Amélie de Montchalin, enfin nommée au gouvernement !

par Sylvain Rakotoarison
mardi 2 avril 2019

 

« Réinscrire la France dans son temps et au cœur de l’Europe sont deux grandes missions auxquelles je dédierai toutes mes compétences et mon énergie. » (Amélie de Montchalin, juin 2017).



Après la démission, le 27 mars 2019, de trois membres du gouvernement, Nathalie Loiseau (Affaires européennes), parce qu’elle est la tête de la liste Renaissance aux élections européennes de mai 2019, Mounir Mahjoubi (Numérique) et Benjamin Griveaux (porte-parole du gouvernement) pour préparer les élections municipales de mars 2020 à Paris, le Président Emmanuel Macron les a remplacés rapidement, ce dimanche 31 mars 2019, juste après la cérémonie au Plateau des Glières (à laquelle il avait invité Nicolas Sarkozy), au cours d’un remaniement ministériel "technique" du 2e gouvernement d’Édouard Philippe.

** Extrait des données **
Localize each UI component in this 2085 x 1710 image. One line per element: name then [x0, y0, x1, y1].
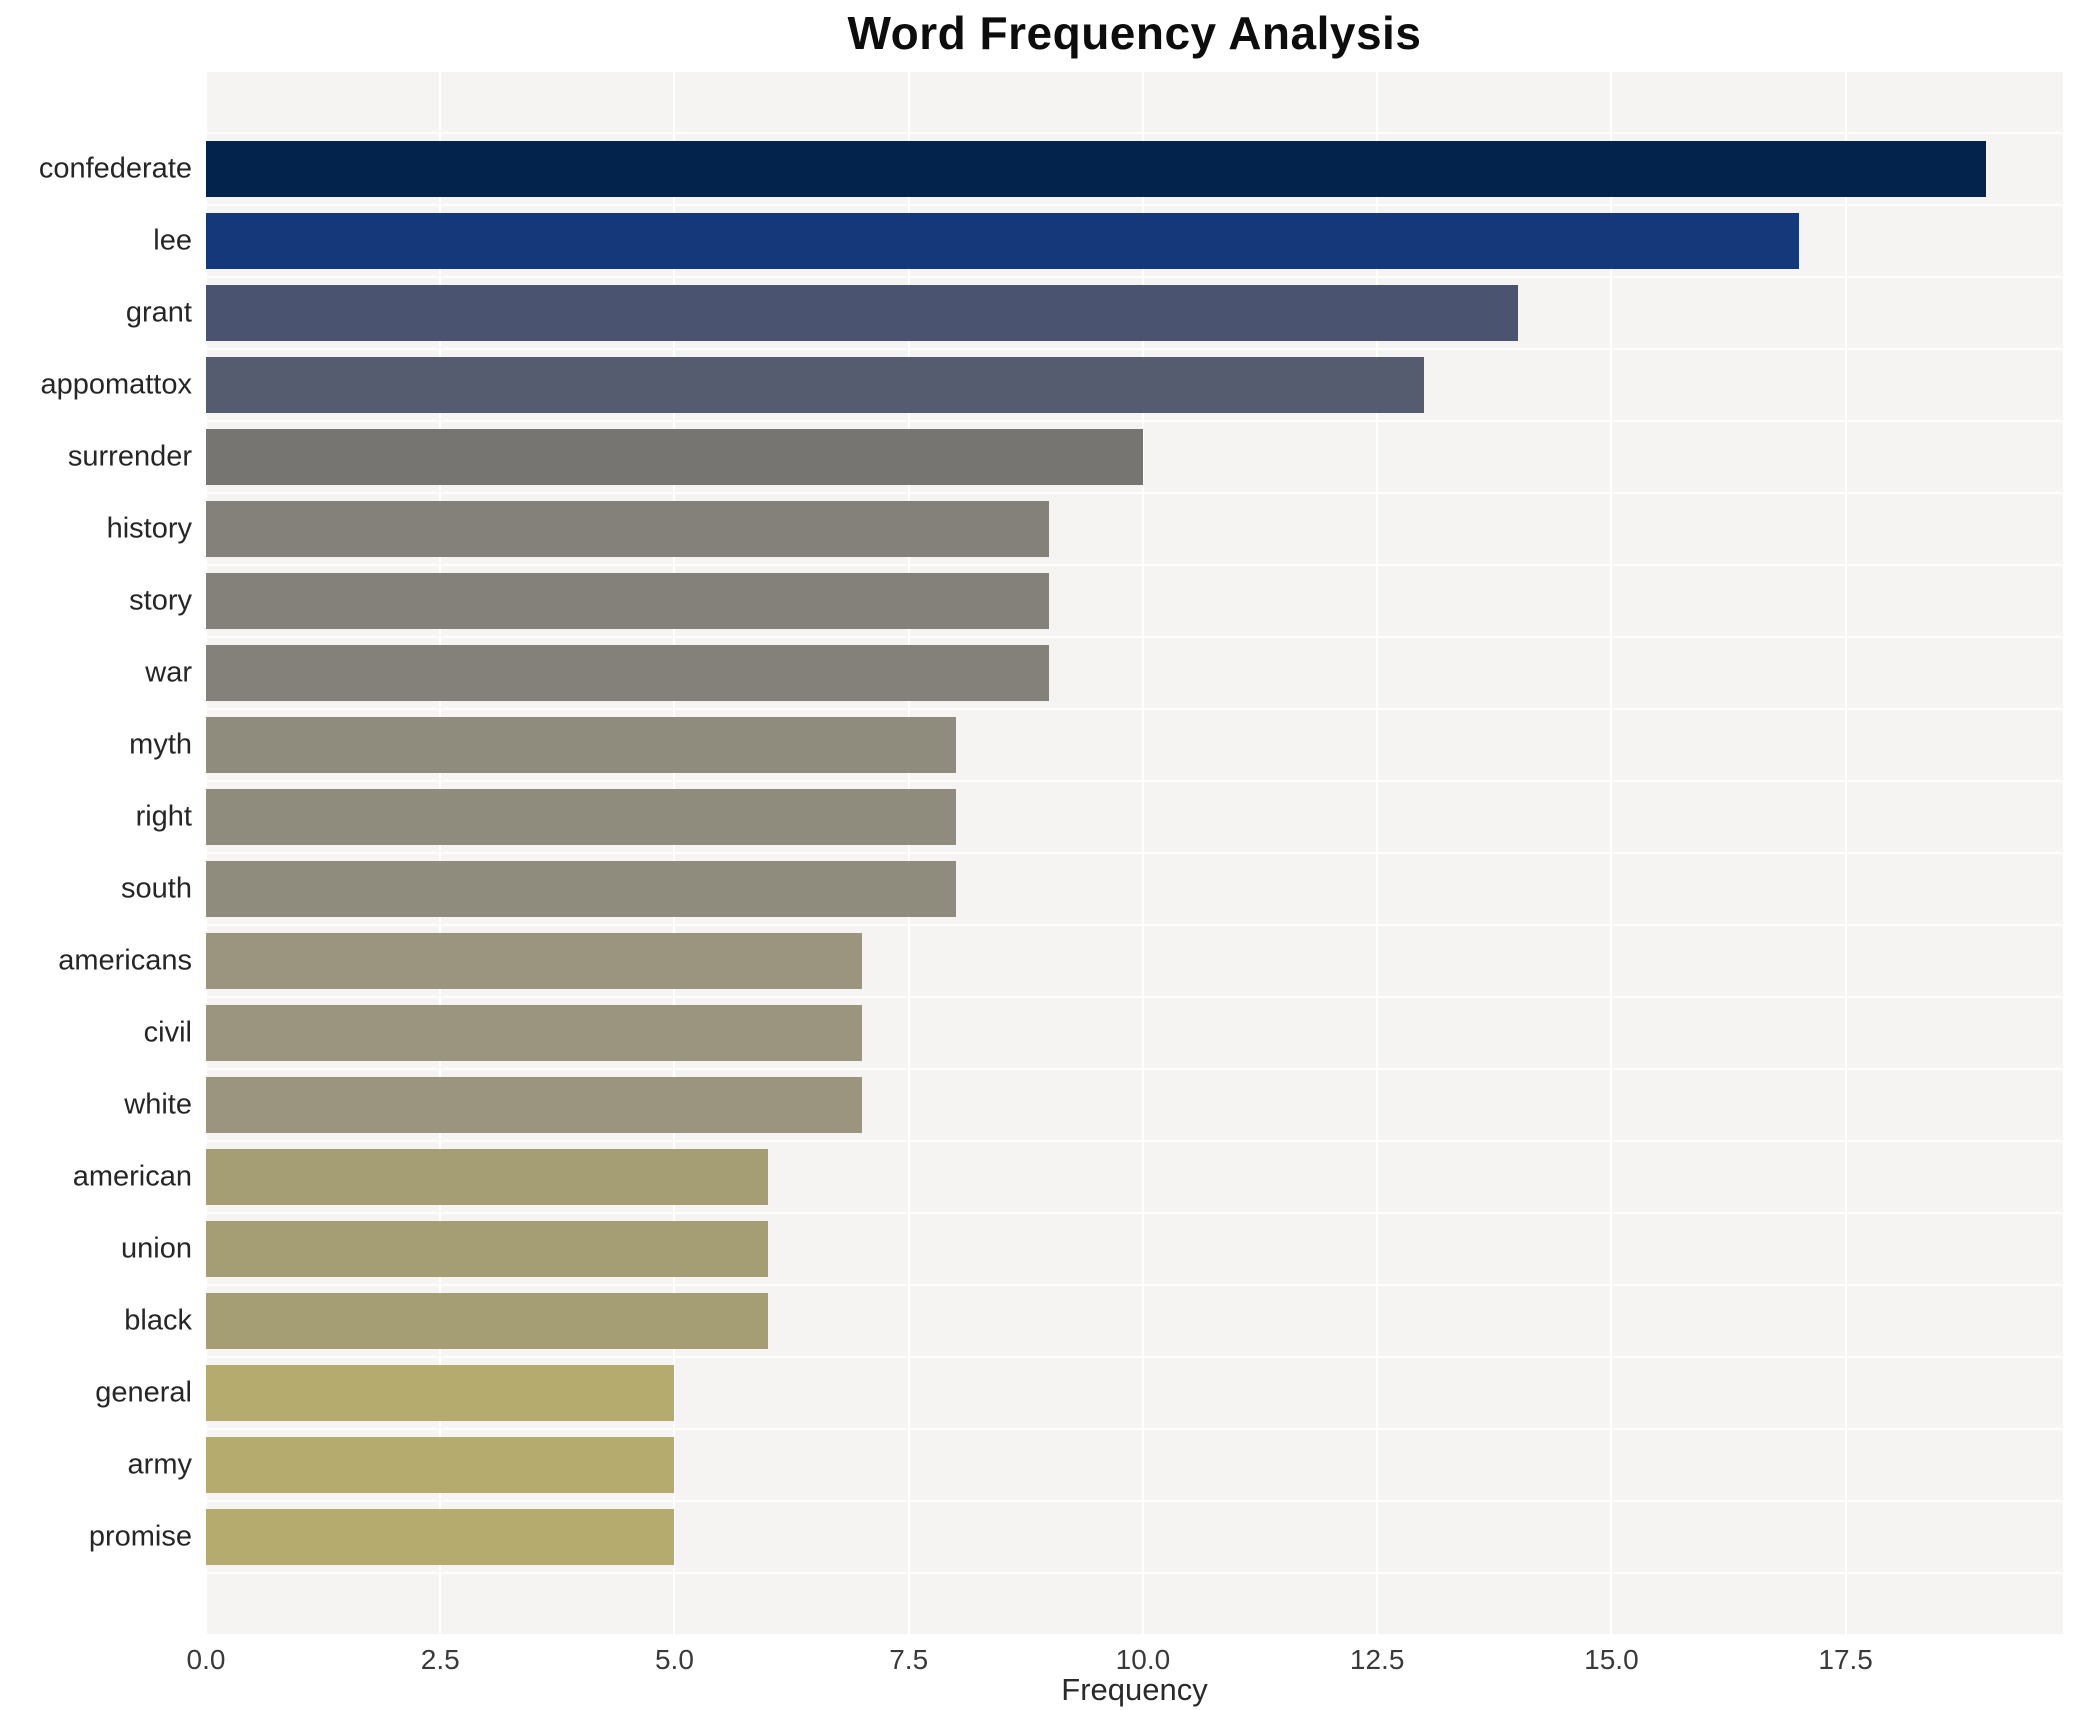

** Consignes **
(A) D'après l'article sur la nomination d'Amélie de Montchalin, pour quelle raison Nathalie Loiseau a-t-elle quitté le gouvernement ?
(B) Rédigez la suite de l'article sur la nomination d'Amélie de Montchalin, à partir de la fin de sa dernière phrase.

** Réponses attendues **
(A) Elle a quitté le gouvernement parce qu'elle est la tête de la liste Renaissance aux élections européennes de mai 2019.

(B)
Et la nomination la plus importante, c’est évidemment celle de la députée de la 6e circonscription de l’Essonne (Massy-Palaiseau) Amélie de Montchalin comme Secrétaire d’État auprès de Jean-Yves Le Drian, chargée des Affaires européennes. Je me réjouis de son entrée au gouvernement qui était d’ailleurs attendue depuis plus d’un an et demi par de nombreux observateurs.

Malgré ses seulement 33 ans (elle a été élue députée à la veille de son 32e anniversaire), Amélie de Montchalin a largement montré son énergie, ses compétences, son talent, en près de deux ans d’exercice du mandat parlementaire. C’est même assez simple : alors que cette Assemblée Nationale a été "envahie" par une foule de députés nouveaux, parfois novices de la politique, elle est nettement sortie "du lot" grâce à son activité très intense dans l’hémicycle et en commission (elle a été classée 7e députée la plus active, sur 577, par un magazine d’information, et elle fut désignée comme la députée de l’année par le Trombinoscope en février 2018).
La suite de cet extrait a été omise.